▶ _SHORT PROBLEM_: Without further comment, state how many lines in the listing below contain the word "Material".

%%

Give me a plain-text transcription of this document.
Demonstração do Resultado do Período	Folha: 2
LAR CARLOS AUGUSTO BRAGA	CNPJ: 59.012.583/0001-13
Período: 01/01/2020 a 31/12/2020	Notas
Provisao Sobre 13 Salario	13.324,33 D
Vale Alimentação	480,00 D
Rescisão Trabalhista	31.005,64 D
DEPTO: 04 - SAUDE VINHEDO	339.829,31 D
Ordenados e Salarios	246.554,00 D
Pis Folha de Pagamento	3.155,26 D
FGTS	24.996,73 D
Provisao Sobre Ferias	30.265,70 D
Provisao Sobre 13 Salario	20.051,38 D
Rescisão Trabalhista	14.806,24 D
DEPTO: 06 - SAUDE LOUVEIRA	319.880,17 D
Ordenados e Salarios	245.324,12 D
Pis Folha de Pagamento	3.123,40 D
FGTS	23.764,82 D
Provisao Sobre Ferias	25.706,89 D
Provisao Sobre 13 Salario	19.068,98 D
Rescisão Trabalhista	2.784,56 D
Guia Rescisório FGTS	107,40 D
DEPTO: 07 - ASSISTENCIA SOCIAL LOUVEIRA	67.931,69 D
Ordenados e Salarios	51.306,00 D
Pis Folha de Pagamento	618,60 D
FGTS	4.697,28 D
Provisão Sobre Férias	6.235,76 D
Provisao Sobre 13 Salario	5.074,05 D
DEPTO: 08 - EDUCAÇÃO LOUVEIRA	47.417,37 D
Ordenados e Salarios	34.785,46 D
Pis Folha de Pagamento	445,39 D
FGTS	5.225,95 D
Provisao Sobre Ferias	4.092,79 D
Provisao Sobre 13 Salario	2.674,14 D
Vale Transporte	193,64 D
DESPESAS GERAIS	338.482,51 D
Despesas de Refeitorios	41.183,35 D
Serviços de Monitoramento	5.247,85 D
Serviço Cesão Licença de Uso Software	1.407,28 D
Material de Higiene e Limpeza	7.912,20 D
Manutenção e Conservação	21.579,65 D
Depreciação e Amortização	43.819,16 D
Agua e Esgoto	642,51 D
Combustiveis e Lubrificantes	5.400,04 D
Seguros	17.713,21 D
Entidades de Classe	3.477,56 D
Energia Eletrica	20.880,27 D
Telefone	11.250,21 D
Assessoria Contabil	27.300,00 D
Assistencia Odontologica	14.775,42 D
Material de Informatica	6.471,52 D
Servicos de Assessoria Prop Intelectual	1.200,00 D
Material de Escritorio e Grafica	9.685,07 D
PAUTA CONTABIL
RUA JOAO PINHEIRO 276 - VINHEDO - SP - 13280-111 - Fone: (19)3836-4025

%%

▶ _EXERCISE RESPONSE_: 3